RECORDED INFORMATION:
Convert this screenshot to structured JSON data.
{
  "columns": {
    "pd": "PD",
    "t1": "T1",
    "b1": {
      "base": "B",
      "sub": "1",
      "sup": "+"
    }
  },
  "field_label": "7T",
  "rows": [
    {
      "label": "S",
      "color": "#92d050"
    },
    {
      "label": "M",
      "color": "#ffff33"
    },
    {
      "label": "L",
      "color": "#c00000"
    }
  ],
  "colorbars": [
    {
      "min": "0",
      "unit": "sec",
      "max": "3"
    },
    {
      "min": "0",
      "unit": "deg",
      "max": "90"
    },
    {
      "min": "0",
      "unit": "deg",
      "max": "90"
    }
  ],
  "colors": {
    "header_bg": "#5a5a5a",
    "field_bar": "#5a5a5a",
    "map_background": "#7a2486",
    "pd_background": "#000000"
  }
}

DIRECTIONS:
Repeat the records above in full, character for character.

IN RESPONSE:
Convert this screenshot to structured JSON data.
{
  "columns": {
    "pd": "PD",
    "t1": "T1",
    "b1": {
      "base": "B",
      "sub": "1",
      "sup": "+"
    }
  },
  "field_label": "7T",
  "rows": [
    {
      "label": "S",
      "color": "#92d050"
    },
    {
      "label": "M",
      "color": "#ffff33"
    },
    {
      "label": "L",
      "color": "#c00000"
    }
  ],
  "colorbars": [
    {
      "min": "0",
      "unit": "sec",
      "max": "3"
    },
    {
      "min": "0",
      "unit": "deg",
      "max": "90"
    },
    {
      "min": "0",
      "unit": "deg",
      "max": "90"
    }
  ],
  "colors": {
    "header_bg": "#5a5a5a",
    "field_bar": "#5a5a5a",
    "map_background": "#7a2486",
    "pd_background": "#000000"
  }
}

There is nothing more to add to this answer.